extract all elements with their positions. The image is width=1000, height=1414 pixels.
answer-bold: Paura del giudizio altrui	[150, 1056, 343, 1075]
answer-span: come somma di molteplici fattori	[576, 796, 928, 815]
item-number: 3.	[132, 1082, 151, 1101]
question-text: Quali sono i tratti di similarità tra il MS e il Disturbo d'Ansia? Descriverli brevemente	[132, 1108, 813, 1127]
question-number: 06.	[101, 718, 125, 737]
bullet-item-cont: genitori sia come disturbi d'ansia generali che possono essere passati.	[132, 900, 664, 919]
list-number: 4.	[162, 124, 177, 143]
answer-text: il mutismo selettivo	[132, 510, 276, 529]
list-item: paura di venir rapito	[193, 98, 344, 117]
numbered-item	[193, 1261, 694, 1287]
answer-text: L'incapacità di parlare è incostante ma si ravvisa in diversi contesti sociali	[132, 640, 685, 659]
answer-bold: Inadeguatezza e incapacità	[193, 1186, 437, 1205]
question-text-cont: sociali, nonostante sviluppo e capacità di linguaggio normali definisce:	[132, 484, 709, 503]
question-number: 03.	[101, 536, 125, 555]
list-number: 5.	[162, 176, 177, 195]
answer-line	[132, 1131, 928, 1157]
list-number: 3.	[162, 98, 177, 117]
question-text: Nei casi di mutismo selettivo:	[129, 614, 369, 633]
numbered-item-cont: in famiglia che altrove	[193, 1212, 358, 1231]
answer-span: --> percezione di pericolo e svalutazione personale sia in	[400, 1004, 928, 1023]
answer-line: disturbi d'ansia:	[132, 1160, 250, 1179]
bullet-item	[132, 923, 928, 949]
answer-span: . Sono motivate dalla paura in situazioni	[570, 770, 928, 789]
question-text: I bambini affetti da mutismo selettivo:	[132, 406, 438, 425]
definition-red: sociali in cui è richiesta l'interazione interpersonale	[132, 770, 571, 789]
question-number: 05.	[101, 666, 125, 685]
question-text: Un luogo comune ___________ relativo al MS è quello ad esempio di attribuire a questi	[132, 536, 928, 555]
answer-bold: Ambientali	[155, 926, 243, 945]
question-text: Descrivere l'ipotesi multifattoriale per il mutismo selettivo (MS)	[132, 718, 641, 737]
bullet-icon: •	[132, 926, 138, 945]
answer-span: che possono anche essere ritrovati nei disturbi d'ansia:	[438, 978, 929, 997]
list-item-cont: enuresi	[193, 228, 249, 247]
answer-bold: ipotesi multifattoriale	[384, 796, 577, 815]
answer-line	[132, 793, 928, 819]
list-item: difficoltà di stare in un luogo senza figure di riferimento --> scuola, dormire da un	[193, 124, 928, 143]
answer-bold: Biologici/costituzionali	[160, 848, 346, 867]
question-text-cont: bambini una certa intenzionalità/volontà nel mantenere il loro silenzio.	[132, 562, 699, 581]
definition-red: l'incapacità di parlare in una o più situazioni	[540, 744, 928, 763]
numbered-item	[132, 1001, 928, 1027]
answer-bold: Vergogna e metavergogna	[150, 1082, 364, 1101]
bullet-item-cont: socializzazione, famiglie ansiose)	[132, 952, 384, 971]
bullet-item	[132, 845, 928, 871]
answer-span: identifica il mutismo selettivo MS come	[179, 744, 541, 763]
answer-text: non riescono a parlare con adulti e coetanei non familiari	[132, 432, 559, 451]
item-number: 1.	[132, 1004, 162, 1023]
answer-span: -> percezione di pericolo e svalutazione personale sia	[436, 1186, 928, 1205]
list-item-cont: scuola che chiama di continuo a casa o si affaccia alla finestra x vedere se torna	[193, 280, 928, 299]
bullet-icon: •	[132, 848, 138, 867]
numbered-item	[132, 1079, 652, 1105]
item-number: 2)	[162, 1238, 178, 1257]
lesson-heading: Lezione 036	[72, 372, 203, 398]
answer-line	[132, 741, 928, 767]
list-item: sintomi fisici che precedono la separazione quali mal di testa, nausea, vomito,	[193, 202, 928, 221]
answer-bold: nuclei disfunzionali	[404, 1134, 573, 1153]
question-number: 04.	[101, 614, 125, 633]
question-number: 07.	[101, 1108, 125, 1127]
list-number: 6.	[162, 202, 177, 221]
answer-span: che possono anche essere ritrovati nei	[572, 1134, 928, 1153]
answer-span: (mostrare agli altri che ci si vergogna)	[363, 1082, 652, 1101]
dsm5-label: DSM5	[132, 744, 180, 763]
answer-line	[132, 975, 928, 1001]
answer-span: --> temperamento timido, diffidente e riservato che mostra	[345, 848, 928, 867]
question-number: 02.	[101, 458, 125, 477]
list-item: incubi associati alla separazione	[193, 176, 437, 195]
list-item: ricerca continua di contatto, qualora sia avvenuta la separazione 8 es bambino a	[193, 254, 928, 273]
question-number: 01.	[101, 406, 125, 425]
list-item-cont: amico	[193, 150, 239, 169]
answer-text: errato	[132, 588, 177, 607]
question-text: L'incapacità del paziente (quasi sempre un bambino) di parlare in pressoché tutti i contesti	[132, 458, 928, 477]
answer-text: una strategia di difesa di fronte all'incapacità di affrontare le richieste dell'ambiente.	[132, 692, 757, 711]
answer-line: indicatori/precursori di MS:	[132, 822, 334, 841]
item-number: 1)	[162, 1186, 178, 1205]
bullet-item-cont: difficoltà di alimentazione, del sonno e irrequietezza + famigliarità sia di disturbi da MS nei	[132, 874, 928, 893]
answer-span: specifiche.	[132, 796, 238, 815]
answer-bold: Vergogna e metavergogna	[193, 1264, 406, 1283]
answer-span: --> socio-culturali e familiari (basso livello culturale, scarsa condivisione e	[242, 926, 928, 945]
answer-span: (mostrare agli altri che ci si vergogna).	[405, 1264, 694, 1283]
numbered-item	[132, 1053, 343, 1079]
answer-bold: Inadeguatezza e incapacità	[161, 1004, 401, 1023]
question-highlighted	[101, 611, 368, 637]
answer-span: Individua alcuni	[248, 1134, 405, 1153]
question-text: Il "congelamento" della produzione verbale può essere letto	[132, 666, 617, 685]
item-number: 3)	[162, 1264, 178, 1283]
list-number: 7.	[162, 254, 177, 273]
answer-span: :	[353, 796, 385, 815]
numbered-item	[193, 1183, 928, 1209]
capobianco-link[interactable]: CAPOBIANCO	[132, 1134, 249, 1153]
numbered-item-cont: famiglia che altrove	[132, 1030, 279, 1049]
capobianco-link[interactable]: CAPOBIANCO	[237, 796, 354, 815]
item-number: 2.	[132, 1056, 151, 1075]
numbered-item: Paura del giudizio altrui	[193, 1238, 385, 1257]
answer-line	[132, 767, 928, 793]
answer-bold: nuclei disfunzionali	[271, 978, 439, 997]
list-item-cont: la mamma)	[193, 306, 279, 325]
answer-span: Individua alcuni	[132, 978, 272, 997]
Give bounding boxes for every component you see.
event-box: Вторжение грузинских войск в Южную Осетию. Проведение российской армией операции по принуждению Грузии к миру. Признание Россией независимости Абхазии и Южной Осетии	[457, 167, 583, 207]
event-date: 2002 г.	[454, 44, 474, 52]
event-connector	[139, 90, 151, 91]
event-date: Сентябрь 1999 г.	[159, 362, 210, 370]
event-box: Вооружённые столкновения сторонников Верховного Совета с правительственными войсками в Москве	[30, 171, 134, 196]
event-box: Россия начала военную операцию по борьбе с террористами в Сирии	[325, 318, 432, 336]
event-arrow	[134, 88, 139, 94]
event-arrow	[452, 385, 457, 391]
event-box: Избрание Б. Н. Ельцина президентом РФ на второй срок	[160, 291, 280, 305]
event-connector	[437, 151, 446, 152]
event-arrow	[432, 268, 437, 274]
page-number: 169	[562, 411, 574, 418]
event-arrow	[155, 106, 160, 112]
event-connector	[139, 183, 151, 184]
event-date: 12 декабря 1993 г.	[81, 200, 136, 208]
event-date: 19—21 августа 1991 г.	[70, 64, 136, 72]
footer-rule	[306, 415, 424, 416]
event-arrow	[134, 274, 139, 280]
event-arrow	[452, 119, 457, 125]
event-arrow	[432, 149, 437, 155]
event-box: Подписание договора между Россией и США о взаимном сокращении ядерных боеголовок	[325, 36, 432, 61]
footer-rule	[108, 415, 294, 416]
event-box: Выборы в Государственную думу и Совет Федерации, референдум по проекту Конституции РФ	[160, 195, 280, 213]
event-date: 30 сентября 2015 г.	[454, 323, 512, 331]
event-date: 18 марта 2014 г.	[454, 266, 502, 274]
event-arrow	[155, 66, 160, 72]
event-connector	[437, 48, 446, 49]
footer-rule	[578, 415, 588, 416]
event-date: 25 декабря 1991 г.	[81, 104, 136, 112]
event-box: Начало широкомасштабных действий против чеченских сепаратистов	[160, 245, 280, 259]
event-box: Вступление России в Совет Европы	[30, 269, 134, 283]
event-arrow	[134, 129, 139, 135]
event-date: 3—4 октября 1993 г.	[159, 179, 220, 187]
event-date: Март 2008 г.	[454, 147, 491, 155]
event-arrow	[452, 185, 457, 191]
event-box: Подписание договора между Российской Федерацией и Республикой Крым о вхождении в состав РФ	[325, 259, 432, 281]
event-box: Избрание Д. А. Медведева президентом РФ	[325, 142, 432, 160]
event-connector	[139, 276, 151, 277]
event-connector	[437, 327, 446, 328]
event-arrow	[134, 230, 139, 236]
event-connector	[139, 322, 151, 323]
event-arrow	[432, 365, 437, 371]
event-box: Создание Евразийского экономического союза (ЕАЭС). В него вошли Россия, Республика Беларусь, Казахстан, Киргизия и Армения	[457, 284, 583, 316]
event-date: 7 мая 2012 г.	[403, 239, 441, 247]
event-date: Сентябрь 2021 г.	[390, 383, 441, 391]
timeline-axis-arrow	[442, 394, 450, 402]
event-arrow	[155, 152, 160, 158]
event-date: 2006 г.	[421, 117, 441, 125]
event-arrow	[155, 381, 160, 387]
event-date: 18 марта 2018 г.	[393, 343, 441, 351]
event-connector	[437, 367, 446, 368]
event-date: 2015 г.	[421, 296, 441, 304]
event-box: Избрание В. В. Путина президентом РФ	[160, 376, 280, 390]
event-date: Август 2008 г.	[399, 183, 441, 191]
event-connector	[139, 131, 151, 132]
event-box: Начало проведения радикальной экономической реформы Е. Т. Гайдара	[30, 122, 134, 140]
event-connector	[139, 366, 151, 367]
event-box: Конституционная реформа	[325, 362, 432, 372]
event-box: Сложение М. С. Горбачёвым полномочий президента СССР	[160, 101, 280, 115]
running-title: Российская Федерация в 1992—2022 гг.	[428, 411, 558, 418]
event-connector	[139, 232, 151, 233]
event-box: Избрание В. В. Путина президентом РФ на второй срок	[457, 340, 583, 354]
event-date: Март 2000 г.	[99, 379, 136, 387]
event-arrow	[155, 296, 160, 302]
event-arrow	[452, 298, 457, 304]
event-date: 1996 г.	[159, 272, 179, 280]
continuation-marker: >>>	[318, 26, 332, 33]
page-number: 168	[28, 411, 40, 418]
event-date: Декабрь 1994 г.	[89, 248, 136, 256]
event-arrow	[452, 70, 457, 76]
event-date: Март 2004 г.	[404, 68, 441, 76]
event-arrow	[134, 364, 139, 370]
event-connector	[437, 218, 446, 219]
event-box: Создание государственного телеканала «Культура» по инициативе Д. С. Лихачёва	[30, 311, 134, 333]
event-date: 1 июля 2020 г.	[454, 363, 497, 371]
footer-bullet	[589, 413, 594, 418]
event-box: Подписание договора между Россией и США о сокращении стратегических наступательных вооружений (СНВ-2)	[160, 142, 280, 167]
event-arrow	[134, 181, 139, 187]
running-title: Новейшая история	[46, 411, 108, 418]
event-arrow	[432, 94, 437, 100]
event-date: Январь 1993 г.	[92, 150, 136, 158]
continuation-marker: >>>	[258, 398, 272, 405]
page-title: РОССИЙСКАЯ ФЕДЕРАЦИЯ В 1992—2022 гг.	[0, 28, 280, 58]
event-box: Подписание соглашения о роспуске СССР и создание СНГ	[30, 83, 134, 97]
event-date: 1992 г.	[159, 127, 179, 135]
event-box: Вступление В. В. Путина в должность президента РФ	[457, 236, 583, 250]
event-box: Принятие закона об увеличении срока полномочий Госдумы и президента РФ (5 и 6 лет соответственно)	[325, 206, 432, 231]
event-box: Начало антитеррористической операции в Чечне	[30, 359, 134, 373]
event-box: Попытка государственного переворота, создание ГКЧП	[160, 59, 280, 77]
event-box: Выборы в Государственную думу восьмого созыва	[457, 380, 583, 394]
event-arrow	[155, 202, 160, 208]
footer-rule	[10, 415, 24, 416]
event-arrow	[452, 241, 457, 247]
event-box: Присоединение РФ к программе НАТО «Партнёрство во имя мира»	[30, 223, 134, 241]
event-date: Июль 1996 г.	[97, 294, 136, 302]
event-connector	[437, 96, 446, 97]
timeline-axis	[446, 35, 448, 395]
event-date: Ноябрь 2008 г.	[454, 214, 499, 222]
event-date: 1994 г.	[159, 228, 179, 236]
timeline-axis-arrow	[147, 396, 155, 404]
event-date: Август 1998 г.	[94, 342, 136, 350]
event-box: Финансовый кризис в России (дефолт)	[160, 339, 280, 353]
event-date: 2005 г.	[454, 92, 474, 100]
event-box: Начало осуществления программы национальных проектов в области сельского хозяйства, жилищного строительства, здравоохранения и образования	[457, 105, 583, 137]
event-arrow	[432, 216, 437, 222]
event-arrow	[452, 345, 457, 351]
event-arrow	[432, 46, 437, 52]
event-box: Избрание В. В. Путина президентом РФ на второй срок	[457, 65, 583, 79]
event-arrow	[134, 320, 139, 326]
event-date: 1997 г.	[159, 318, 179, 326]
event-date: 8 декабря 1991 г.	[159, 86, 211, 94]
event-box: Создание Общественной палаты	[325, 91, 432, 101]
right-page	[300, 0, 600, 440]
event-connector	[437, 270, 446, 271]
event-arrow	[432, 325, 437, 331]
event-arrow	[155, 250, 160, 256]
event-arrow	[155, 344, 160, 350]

§ **WHAT YOU WILL DO**
Rewrite everything from the start of the records down to the line containing "98, 177, 117]", putting "smarrito" in place of "rapito" and keeping everything else the same.

§ **TASK RESPONSE**
extract all elements with their positions. The image is width=1000, height=1414 pixels.
answer-bold: Paura del giudizio altrui	[150, 1056, 343, 1075]
answer-span: come somma di molteplici fattori	[576, 796, 928, 815]
item-number: 3.	[132, 1082, 151, 1101]
question-text: Quali sono i tratti di similarità tra il MS e il Disturbo d'Ansia? Descriverli brevemente	[132, 1108, 813, 1127]
question-number: 06.	[101, 718, 125, 737]
bullet-item-cont: genitori sia come disturbi d'ansia generali che possono essere passati.	[132, 900, 664, 919]
list-number: 4.	[162, 124, 177, 143]
answer-text: il mutismo selettivo	[132, 510, 276, 529]
list-item: paura di venir smarrito	[193, 98, 344, 117]
numbered-item	[193, 1261, 694, 1287]
answer-text: L'incapacità di parlare è incostante ma si ravvisa in diversi contesti sociali	[132, 640, 685, 659]
answer-bold: Inadeguatezza e incapacità	[193, 1186, 437, 1205]
question-text-cont: sociali, nonostante sviluppo e capacità di linguaggio normali definisce:	[132, 484, 709, 503]
question-number: 03.	[101, 536, 125, 555]
list-number: 5.	[162, 176, 177, 195]
answer-line	[132, 1131, 928, 1157]
list-number: 3.	[162, 98, 177, 117]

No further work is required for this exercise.